-- start Listed records --

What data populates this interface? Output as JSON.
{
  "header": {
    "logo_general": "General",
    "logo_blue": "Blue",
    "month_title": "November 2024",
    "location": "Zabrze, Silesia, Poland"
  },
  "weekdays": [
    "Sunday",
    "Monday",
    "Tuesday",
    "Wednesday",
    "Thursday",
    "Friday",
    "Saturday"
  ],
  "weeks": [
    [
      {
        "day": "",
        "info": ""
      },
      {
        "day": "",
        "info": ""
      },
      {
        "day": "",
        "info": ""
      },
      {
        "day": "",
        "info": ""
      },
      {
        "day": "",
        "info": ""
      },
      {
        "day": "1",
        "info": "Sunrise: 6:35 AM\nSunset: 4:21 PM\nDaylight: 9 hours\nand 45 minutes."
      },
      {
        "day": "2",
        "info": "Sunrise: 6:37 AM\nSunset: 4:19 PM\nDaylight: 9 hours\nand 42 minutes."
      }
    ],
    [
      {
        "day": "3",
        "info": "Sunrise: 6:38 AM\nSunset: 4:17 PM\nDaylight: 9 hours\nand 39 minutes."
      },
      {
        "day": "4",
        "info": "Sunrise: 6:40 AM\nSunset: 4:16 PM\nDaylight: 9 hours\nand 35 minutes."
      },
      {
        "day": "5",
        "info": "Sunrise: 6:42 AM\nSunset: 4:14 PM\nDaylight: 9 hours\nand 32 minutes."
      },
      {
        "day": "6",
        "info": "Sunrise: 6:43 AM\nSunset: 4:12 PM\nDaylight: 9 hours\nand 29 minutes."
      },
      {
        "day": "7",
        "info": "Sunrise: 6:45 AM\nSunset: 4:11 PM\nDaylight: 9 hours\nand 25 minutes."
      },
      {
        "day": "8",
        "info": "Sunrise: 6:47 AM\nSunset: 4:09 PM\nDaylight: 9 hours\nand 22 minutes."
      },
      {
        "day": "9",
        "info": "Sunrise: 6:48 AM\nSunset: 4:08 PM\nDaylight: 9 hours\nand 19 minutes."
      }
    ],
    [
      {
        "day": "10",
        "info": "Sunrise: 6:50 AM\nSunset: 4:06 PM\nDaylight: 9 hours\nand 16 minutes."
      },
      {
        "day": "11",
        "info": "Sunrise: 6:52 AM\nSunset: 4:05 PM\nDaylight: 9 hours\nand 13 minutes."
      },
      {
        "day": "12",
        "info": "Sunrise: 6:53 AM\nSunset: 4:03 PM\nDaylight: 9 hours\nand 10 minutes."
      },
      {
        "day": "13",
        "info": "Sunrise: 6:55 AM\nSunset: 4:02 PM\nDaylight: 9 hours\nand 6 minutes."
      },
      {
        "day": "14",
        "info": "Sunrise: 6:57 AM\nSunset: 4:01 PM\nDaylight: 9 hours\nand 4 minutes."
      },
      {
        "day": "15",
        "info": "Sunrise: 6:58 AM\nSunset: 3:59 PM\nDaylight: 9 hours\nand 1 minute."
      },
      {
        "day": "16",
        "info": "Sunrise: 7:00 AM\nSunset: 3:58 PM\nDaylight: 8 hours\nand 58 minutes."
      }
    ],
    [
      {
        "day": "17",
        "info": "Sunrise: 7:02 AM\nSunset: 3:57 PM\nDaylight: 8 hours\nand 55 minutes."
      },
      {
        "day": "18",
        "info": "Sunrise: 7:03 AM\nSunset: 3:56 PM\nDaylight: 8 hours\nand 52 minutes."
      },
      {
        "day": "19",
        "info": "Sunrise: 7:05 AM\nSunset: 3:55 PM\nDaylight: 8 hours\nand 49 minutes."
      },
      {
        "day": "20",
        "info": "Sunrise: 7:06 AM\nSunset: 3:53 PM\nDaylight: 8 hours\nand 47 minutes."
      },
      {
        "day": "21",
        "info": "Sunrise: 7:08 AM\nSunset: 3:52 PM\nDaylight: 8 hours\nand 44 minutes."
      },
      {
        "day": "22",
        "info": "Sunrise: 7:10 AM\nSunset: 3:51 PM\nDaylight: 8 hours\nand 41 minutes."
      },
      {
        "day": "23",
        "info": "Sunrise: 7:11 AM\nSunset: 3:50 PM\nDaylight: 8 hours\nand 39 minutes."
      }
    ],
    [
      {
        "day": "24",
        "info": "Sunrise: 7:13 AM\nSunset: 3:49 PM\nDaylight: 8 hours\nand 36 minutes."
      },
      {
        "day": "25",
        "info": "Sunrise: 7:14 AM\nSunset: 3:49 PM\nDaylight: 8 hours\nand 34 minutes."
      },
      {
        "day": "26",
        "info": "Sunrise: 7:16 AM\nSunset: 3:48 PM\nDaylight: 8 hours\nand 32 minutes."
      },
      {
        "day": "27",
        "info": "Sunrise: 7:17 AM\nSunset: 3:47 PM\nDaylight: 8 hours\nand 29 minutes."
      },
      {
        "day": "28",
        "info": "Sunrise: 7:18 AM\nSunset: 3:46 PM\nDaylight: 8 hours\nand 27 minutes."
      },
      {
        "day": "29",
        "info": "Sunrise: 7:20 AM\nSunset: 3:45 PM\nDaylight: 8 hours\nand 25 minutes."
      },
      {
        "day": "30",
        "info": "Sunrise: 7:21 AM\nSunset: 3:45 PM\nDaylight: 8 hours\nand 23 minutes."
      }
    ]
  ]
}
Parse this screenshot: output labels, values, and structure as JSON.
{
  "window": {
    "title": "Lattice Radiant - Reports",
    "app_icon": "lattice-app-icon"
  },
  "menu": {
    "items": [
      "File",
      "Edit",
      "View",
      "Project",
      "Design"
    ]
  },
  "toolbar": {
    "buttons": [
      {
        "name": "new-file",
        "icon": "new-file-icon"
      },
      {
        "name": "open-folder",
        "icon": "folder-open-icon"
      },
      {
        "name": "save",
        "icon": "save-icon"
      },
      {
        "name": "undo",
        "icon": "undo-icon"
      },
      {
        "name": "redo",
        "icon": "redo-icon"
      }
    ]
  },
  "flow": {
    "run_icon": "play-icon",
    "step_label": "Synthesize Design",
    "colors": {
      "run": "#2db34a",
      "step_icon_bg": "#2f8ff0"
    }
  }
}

-- end Listed records --
-- start Listed records --

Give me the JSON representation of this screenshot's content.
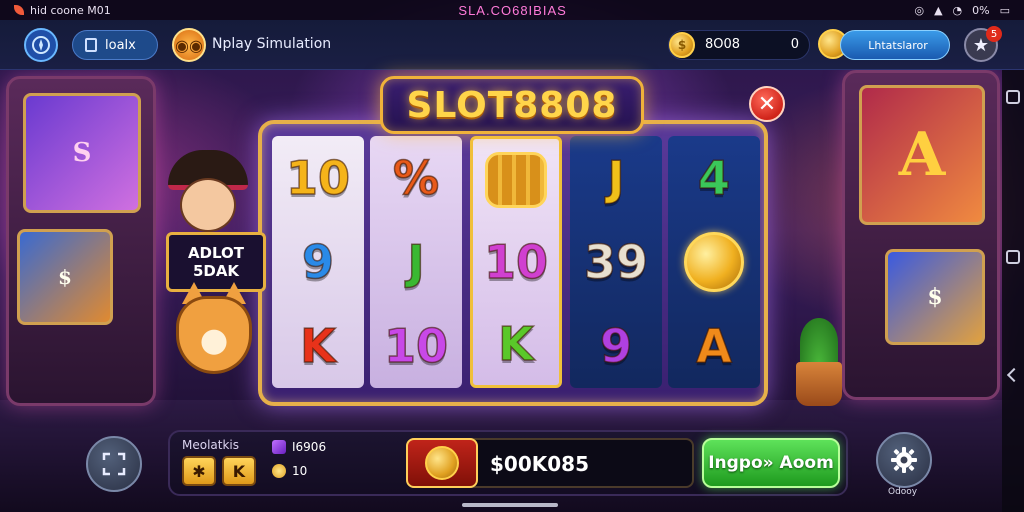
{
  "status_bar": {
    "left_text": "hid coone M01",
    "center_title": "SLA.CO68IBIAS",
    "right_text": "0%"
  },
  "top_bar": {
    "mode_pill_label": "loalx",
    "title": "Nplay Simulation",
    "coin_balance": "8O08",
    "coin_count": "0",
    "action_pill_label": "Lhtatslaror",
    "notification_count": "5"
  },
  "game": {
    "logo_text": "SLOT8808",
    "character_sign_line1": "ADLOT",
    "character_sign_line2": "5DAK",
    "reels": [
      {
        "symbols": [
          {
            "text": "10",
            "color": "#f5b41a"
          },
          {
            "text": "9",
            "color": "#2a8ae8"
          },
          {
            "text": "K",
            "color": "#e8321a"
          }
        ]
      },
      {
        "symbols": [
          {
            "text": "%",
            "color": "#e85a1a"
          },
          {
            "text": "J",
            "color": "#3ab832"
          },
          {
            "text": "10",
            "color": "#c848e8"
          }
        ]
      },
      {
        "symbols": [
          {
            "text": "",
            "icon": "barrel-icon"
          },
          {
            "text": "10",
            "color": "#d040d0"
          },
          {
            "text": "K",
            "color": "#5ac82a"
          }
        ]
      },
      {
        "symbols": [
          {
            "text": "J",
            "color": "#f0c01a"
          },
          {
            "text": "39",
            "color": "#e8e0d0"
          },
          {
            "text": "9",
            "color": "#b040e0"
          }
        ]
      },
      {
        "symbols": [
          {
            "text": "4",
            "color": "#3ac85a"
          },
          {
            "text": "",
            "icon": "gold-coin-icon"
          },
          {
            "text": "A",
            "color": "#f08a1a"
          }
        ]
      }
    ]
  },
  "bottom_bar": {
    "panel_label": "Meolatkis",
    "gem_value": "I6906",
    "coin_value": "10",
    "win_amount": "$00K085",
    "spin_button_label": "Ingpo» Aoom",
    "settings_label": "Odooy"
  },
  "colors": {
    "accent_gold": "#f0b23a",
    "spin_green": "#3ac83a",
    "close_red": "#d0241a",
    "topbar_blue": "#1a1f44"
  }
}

-- end Listed records --
-- start Listed records --

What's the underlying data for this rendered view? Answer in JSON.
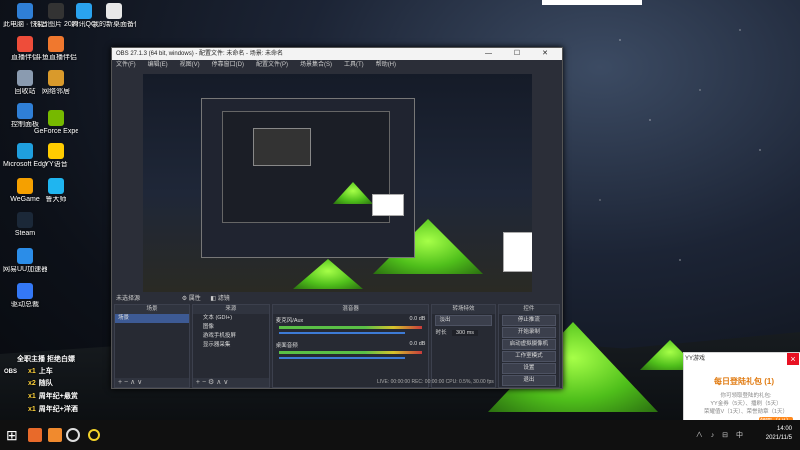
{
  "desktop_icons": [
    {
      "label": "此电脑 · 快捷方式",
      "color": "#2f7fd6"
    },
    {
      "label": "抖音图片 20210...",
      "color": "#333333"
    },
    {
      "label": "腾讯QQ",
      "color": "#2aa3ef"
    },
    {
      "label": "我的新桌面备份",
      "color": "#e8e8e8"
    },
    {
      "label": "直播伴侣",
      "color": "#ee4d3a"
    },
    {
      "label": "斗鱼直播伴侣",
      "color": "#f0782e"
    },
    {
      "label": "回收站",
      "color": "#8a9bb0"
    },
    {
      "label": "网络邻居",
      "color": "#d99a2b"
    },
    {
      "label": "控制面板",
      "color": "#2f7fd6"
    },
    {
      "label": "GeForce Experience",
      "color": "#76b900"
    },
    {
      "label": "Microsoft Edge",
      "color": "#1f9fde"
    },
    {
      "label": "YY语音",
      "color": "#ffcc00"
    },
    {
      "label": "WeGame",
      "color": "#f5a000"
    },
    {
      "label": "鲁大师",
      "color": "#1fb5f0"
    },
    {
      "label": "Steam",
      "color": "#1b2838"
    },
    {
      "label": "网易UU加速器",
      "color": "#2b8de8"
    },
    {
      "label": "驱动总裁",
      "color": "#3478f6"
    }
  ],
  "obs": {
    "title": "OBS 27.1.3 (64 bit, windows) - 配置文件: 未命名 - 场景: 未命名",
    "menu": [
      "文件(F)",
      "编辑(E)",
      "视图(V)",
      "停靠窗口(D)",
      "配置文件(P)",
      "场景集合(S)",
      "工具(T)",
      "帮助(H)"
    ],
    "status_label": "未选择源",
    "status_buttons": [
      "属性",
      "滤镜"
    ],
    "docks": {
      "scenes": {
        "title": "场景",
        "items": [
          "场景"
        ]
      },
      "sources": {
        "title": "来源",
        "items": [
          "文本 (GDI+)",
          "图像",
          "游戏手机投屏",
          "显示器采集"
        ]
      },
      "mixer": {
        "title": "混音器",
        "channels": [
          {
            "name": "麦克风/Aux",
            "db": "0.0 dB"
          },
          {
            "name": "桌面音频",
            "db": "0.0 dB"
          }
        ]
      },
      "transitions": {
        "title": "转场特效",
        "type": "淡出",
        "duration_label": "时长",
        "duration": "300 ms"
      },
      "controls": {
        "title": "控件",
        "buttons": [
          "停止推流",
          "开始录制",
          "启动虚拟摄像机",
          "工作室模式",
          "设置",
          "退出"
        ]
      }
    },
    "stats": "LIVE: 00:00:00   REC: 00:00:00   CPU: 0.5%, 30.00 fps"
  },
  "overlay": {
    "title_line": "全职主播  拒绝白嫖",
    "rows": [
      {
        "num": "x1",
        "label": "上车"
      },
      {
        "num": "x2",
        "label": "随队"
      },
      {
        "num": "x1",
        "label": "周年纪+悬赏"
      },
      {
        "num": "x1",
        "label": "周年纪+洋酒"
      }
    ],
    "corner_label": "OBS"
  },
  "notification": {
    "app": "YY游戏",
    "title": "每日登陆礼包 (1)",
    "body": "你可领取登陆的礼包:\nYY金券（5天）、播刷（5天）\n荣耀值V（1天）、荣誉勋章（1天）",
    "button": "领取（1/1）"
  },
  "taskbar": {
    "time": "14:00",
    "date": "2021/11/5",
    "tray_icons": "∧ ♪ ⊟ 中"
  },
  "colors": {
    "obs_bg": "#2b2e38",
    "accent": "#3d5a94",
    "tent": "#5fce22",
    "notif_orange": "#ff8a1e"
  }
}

-- end Listed records --

What is asked => Out of the material above, select every line that holds the string "data".

Answer for this exercise =>
What data populates this interface? Output as JSON.
What's the underlying data for this rendered view? Answer in JSON.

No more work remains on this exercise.